MATERIAL SHOWN:
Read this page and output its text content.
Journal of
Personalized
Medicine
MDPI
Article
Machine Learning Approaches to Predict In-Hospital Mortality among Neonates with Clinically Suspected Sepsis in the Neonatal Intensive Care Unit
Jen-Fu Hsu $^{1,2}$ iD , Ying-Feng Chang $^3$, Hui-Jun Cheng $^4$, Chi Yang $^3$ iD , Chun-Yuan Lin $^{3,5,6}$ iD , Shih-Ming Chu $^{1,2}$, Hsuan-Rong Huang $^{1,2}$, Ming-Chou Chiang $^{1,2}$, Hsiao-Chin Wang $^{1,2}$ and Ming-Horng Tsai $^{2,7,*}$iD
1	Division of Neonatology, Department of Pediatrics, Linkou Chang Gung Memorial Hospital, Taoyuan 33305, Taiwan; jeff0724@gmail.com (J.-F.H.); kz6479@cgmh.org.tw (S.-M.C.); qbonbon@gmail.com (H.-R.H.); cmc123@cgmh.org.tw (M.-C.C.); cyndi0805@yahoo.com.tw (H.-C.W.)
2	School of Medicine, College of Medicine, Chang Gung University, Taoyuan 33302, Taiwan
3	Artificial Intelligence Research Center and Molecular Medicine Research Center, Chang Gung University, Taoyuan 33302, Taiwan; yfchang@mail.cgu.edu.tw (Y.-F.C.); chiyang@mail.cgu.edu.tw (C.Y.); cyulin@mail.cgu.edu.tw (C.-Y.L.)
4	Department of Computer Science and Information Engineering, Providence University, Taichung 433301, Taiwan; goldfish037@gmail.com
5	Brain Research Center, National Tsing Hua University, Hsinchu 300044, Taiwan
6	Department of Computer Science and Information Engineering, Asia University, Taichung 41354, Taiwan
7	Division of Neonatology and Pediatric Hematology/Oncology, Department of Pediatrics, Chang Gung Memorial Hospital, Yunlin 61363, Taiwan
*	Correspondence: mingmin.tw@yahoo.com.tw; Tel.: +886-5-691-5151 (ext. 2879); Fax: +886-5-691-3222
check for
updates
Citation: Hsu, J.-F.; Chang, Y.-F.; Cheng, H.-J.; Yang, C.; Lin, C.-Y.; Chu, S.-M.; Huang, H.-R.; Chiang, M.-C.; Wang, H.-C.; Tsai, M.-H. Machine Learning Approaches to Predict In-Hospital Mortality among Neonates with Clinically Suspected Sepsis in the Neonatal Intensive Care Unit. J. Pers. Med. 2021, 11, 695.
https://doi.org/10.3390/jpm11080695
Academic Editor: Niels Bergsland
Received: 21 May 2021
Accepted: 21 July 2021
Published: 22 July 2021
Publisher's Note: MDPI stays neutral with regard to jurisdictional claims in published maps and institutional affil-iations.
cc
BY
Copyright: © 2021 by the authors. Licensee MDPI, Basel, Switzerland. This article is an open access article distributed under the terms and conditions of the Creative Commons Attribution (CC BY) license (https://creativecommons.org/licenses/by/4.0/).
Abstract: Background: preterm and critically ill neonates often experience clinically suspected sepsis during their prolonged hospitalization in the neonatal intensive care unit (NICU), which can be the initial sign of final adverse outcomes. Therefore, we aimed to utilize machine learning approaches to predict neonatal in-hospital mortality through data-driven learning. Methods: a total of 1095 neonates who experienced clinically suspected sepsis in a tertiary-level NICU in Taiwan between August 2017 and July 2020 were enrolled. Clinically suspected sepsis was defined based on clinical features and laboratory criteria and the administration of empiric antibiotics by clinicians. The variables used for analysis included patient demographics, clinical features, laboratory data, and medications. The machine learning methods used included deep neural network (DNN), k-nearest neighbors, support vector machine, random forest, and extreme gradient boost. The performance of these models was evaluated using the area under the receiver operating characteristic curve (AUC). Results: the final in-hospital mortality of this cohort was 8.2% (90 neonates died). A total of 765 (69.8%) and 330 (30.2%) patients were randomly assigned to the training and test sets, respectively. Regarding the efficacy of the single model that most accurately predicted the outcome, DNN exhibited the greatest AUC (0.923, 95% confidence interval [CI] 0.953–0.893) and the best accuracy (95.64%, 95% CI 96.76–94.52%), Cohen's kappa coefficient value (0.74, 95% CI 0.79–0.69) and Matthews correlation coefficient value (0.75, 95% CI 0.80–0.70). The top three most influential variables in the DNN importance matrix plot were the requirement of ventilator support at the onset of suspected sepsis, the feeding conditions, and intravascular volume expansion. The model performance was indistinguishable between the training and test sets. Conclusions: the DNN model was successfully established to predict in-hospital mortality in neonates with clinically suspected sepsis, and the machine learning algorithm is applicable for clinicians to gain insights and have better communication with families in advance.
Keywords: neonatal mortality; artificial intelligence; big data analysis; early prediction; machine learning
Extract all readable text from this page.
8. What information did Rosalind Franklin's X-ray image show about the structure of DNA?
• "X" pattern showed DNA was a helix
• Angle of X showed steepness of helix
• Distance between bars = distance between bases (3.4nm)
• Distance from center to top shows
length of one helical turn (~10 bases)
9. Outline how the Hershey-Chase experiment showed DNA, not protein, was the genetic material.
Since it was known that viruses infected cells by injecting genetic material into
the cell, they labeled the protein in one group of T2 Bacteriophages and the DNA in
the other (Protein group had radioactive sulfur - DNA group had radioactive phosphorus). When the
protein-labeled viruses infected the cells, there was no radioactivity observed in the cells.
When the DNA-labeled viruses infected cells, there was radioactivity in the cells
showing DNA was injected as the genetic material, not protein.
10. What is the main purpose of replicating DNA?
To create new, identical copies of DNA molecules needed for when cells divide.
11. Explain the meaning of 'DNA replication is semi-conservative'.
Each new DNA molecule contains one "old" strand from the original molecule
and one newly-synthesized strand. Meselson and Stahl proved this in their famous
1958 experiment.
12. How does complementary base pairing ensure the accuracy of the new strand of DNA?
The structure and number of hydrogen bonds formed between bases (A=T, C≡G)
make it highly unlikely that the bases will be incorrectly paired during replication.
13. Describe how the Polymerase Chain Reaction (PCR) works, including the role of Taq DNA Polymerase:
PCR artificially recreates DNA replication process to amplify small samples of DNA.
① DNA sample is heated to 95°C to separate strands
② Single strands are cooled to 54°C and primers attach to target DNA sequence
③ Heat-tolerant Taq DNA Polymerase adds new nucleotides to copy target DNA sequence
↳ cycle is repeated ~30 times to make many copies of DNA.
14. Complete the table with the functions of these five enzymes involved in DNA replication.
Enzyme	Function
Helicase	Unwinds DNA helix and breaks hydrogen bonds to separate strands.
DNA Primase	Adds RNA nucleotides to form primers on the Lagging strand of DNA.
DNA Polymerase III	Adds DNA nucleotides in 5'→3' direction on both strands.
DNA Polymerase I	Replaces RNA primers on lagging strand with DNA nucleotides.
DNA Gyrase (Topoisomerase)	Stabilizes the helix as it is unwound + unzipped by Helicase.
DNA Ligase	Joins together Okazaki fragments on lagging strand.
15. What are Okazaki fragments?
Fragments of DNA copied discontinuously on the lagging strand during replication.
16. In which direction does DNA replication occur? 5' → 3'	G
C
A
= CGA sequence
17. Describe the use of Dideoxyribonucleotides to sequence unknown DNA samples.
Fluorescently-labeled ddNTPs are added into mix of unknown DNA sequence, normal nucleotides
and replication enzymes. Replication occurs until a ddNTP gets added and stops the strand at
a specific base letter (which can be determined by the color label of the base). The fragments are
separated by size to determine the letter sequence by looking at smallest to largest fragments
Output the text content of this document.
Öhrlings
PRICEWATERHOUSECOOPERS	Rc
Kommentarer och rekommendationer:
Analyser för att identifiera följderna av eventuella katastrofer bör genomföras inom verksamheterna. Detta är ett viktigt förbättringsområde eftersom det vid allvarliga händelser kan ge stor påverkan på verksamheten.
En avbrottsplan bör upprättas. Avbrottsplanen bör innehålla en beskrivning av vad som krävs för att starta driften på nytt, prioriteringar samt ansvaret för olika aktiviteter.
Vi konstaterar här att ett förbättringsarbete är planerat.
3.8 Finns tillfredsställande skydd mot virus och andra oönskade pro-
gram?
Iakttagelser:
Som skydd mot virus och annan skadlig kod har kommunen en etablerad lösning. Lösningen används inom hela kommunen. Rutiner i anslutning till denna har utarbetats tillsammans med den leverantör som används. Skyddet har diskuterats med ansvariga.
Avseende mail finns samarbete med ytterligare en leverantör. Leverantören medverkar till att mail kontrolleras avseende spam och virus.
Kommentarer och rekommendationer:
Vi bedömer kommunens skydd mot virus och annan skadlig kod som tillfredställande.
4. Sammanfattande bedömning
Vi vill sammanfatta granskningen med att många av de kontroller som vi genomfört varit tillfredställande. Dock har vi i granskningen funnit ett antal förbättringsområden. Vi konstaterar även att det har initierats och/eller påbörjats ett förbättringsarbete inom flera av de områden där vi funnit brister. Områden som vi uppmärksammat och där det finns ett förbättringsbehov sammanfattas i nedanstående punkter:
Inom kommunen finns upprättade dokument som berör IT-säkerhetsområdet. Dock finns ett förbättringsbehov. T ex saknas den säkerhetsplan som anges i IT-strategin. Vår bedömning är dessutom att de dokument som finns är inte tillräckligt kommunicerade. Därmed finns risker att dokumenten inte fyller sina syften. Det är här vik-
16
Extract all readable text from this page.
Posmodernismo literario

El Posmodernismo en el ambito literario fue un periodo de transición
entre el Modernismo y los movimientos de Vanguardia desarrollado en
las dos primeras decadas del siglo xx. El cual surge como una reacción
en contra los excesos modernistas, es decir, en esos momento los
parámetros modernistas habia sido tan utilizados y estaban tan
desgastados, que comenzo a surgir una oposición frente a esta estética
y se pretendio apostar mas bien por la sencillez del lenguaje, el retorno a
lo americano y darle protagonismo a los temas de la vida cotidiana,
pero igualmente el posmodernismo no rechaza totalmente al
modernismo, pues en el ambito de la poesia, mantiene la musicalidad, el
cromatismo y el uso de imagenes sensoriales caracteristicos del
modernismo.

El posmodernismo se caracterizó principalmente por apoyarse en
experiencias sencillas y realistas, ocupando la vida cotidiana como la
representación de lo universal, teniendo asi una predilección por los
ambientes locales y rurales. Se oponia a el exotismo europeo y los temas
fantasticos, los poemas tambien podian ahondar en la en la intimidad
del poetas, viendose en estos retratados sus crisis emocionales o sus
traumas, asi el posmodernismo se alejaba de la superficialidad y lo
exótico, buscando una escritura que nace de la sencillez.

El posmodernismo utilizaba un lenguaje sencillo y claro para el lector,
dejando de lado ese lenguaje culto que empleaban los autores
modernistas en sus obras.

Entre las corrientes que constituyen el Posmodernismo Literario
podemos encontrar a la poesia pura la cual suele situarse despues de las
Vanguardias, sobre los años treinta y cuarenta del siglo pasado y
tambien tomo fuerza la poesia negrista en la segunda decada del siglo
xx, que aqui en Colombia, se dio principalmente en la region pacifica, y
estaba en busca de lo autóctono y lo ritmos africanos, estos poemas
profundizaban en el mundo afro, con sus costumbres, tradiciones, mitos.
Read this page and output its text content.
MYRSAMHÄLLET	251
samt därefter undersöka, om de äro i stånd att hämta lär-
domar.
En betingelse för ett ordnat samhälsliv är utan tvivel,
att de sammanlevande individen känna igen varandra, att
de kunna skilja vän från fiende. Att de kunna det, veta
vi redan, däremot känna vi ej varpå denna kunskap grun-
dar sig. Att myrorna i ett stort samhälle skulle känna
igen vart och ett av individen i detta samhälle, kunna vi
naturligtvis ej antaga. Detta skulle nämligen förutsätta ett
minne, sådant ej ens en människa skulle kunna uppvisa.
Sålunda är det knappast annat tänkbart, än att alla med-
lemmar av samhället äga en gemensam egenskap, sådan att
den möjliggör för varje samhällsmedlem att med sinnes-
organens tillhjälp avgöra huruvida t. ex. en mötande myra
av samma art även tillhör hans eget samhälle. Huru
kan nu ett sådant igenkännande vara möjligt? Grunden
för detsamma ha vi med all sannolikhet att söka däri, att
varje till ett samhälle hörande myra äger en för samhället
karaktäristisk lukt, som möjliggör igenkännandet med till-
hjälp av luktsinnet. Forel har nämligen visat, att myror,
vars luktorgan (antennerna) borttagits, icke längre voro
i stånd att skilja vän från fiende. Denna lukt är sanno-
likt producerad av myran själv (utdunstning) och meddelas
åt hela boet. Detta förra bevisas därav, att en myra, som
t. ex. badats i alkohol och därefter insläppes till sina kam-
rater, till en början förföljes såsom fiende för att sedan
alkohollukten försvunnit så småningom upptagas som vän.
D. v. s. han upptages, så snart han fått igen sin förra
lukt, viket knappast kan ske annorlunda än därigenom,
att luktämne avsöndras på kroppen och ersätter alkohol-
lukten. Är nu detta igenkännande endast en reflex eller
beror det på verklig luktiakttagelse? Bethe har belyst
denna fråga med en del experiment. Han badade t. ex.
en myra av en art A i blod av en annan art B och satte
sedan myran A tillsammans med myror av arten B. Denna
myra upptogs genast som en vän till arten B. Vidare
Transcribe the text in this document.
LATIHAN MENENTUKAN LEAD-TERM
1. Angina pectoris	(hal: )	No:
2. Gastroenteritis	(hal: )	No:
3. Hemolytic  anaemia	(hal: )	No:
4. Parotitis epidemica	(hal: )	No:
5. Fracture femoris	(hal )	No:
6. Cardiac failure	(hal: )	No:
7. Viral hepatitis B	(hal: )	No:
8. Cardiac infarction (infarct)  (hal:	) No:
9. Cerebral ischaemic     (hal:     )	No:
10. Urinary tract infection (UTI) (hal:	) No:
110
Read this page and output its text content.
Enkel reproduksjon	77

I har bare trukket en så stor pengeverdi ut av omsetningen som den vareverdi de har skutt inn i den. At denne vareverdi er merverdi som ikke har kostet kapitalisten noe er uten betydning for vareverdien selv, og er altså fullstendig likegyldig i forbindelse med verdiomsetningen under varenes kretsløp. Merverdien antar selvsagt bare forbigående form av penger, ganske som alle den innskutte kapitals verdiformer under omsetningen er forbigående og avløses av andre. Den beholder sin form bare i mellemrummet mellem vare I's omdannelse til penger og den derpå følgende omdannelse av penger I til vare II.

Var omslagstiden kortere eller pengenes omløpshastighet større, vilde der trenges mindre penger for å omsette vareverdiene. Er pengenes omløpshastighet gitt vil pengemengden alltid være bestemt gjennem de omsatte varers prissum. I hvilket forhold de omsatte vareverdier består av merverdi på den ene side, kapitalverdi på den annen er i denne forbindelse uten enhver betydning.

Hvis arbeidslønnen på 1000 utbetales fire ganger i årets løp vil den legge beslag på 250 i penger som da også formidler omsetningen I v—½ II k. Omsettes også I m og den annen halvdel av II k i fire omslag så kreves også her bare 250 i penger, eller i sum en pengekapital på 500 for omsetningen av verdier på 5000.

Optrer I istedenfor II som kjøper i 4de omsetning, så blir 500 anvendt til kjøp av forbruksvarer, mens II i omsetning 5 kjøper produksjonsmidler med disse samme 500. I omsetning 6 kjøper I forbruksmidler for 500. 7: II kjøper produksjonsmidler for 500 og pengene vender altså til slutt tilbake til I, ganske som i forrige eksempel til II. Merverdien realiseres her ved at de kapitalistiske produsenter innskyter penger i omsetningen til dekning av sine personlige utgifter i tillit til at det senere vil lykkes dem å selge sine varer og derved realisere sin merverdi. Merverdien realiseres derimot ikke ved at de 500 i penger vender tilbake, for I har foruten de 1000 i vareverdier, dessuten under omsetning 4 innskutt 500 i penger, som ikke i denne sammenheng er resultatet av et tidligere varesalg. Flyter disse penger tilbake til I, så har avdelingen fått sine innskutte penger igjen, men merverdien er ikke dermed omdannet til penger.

ASSIGNED TASK:
Filter the data down to the lines that contain the string "viruses", and copy them.

RESPONSE TO THE EXERCISE:
Since it was known that viruses infected cells by injecting genetic material into
protein-labeled viruses infected the cells, there was no radioactivity observed in the cells.
When the DNA-labeled viruses infected cells, there was radioactivity in the cells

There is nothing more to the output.